文档摘录:
####################

自定义函数实现count函数，支持int与long类型，Hive中无long类型，对应类型为bigint，create function与数据库保存与UDF一致，此处不再赘述。

initialize，遍历ObjectInspector[]检查每个参数类型，根据参数类型构造ObjectInspectorConverters.Converter，用于将Hive传递的参数类型转换为对应的Writable封装对象ObjectInspector，供后续统一处理。

evaluate，初始化时已记录每个参数具体类型，从DeferredObject中获取对象，根据类型使用对应Converter对象转换为Writable执行计算。

例：处理int类型，

UDF查询常量时，DeferredObject中封装类型为IntWritable；

UDF查询表字段时，DeferredObject中封装类型为LazyInteger。

@Description(

    name="my_count",

    value="my_count(...) - count int or long type numbers",

    extended = "Example :\n    >select my_count(3, 5);\n    >8\n    >select my_count(3, 5, 25);\n    >33"

)

####################

(元素位置数据)
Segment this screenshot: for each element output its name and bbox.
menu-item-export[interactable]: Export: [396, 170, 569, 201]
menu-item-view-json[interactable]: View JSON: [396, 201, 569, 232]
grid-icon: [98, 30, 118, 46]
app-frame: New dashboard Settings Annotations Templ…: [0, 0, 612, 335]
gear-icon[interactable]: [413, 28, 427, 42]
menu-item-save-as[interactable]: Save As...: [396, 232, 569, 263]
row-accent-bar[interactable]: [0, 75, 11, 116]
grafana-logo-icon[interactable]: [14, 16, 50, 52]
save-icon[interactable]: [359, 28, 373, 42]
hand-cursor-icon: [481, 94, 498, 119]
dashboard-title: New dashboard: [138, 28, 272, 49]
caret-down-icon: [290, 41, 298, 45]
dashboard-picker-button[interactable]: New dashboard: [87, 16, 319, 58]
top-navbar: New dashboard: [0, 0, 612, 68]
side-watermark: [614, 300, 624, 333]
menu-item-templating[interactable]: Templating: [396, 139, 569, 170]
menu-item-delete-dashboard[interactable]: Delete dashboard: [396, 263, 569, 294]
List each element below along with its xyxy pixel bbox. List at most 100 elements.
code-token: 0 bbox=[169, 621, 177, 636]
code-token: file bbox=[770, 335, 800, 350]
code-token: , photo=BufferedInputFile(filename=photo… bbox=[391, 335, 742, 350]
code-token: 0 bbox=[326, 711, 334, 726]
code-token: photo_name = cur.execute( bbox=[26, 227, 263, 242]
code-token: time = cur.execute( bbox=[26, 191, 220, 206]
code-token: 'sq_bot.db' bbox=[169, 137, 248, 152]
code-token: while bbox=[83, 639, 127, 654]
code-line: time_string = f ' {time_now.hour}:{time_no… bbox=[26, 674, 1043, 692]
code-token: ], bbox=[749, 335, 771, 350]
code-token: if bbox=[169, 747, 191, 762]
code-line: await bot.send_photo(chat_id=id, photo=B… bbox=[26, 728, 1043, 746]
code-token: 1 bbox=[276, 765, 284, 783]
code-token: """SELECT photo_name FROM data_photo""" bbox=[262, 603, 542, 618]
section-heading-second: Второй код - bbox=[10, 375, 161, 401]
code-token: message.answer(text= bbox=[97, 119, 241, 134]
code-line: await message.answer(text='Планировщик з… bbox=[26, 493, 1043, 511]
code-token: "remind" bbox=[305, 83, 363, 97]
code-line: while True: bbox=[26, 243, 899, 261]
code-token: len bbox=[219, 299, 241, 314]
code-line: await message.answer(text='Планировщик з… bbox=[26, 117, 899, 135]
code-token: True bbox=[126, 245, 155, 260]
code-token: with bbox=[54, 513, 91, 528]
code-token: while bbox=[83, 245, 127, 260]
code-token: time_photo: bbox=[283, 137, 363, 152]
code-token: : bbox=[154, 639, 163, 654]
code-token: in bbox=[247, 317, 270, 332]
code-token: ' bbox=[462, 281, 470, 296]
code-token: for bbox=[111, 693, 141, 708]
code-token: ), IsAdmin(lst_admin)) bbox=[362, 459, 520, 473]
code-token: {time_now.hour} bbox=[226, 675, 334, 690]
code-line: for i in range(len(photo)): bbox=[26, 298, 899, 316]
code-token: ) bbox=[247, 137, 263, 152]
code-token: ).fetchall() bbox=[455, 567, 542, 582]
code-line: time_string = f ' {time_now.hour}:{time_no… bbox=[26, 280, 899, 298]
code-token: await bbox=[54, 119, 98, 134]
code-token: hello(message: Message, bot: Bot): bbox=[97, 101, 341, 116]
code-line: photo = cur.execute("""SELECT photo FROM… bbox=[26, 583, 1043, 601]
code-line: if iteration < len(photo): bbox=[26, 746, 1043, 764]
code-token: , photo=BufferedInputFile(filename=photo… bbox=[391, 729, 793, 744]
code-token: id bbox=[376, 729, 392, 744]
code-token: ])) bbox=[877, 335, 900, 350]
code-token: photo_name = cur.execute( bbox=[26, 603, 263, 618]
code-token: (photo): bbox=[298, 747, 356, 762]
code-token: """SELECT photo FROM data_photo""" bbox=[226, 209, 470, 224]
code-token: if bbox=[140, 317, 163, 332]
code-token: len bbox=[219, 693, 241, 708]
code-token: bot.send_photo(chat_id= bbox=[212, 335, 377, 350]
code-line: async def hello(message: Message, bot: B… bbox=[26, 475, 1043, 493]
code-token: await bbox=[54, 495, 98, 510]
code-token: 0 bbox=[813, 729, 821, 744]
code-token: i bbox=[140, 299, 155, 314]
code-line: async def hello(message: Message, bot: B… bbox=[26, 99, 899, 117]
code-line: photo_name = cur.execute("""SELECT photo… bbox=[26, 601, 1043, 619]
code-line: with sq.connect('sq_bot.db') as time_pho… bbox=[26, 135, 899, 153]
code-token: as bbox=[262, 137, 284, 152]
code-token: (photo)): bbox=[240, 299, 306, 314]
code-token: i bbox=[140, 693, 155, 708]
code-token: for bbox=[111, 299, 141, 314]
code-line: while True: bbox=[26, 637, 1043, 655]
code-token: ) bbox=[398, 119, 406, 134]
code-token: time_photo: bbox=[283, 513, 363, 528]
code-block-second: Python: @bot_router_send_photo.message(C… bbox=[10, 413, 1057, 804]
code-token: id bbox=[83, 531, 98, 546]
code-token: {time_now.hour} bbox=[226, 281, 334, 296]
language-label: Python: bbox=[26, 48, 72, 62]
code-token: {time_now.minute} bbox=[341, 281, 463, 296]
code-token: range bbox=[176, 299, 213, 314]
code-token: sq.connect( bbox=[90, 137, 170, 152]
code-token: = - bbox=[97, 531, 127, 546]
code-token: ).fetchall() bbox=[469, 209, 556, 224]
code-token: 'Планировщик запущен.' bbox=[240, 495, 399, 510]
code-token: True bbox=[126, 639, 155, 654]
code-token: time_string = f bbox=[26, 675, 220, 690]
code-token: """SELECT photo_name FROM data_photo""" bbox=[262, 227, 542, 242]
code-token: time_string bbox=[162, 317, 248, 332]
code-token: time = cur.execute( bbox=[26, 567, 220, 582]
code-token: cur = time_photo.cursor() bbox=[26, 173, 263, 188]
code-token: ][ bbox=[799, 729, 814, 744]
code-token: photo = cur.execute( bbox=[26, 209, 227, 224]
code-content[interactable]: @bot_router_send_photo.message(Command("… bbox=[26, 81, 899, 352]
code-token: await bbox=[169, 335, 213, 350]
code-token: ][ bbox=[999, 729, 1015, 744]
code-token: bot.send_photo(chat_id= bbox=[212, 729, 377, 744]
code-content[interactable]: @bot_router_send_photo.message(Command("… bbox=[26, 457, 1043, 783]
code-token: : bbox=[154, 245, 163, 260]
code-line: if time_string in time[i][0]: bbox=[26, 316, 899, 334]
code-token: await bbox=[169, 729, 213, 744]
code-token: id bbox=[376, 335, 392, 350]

####################

练习任务:
a – 把关于Hive自定义count函数的文档摘录从头到尾一字不差地抄一遍。
b – 从列表里筛出所有包含字符串“Command”的行，整行照抄，大小写要完全一致。
文档摘录和列表出自不同的地方。

参考答案:
a –
自定义函数实现count函数，支持int与long类型，Hive中无long类型，对应类型为bigint，create function与数据库保存与UDF一致，此处不再赘述。

initialize，遍历ObjectInspector[]检查每个参数类型，根据参数类型构造ObjectInspectorConverters.Converter，用于将Hive传递的参数类型转换为对应的Writable封装对象ObjectInspector，供后续统一处理。

evaluate，初始化时已记录每个参数具体类型，从DeferredObject中获取对象，根据类型使用对应Converter对象转换为Writable执行计算。

例：处理int类型，

UDF查询常量时，DeferredObject中封装类型为IntWritable；

UDF查询表字段时，DeferredObject中封装类型为LazyInteger。

@Description(

    name="my_count",

    value="my_count(...) - count int or long type numbers",

    extended = "Example :\n    >select my_count(3, 5);\n    >8\n    >select my_count(3, 5, 25);\n    >33"

)

b –
code-content[interactable]: @bot_router_send_photo.message(Command("… bbox=[26, 81, 899, 352]
code-content[interactable]: @bot_router_send_photo.message(Command("… bbox=[26, 457, 1043, 783]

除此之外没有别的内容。